*THE REQUEST:*
From the entries that follow, extract each line holding the string "journey".
─── EXTRACTED INFORMATION ───
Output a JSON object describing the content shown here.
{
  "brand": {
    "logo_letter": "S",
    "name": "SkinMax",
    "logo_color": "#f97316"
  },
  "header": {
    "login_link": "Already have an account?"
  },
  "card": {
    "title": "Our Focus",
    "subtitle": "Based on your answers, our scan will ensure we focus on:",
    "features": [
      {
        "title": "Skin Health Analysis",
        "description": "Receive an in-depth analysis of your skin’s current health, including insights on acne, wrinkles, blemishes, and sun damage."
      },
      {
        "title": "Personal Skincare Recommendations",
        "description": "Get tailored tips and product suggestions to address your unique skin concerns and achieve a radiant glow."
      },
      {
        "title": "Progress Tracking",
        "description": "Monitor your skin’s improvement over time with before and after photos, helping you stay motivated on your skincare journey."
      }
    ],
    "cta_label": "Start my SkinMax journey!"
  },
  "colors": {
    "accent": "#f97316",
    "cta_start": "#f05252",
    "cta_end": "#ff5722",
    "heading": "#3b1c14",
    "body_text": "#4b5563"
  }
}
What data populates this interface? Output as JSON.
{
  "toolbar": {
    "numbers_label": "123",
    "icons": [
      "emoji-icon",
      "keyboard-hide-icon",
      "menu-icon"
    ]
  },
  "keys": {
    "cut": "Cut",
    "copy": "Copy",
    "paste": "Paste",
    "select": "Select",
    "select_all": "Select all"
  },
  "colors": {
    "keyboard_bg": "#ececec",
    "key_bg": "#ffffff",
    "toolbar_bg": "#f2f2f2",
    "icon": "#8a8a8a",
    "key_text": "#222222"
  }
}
───
*PROBLEM SOLUTION:*
        "description": "Monitor your skin’s improvement over time with before and after photos, helping you stay motivated on your skincare journey."
    "cta_label": "Start my SkinMax journey!"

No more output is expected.